**The problem:**
Scan the data below for the string "this". Copy every line where it appears.
╭──
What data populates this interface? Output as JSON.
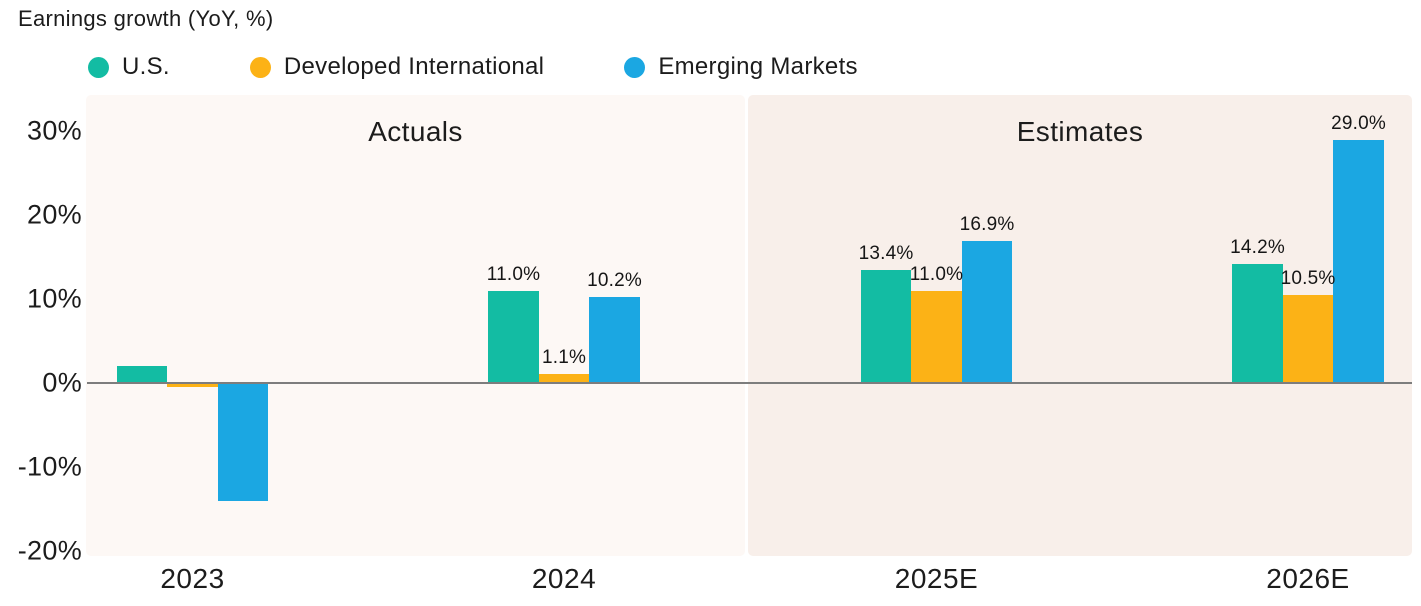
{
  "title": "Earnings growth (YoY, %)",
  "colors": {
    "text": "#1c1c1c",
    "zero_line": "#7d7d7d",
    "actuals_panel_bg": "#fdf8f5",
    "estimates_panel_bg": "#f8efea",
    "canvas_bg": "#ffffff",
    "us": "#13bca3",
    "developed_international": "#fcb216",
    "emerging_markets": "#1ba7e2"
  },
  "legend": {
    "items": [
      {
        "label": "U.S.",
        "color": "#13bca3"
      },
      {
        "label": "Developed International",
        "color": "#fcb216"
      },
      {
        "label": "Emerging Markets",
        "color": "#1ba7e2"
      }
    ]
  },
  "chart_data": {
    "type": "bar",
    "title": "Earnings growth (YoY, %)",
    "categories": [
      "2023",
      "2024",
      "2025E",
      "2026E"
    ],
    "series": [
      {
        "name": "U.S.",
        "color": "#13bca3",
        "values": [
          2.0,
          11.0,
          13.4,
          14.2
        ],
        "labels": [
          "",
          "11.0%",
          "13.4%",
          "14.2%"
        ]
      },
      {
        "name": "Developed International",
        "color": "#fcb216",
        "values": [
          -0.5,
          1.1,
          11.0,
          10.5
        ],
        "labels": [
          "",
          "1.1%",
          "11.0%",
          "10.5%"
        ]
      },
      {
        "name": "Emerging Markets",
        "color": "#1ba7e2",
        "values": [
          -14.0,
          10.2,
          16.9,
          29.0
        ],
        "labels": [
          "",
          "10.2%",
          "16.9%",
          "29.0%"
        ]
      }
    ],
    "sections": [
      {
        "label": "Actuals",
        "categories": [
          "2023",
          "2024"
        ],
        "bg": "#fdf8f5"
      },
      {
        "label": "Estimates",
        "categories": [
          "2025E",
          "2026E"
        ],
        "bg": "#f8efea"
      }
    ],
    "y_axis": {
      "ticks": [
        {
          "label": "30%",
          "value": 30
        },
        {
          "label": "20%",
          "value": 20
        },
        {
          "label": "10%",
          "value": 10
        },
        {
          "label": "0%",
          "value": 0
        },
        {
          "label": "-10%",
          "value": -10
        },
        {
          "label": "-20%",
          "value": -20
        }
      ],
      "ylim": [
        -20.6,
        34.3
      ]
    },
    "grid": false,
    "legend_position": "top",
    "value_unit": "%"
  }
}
╰──
╭──
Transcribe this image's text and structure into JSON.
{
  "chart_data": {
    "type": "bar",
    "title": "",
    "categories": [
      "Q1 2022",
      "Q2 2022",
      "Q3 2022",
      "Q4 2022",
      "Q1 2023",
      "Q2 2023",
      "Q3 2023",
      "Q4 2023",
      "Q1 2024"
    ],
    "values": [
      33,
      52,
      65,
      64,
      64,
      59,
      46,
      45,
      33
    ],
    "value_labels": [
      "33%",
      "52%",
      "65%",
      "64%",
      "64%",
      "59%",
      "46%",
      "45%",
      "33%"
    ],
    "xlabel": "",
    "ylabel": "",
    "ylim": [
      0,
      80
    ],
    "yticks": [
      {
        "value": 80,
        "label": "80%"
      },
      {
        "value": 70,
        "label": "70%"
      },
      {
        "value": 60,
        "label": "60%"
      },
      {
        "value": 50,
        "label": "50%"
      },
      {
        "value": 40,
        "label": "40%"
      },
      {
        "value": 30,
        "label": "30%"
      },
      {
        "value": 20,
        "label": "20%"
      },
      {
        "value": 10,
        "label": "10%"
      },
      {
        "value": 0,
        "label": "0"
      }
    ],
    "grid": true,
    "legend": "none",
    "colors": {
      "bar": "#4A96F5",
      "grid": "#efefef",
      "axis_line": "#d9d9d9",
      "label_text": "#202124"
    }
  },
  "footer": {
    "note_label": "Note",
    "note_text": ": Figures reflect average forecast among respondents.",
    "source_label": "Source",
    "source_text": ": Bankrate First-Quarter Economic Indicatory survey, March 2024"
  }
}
╰──
**Solution below:**
What data populates this interface? Output as JSON.
Transcribe this image's text and structure into JSON.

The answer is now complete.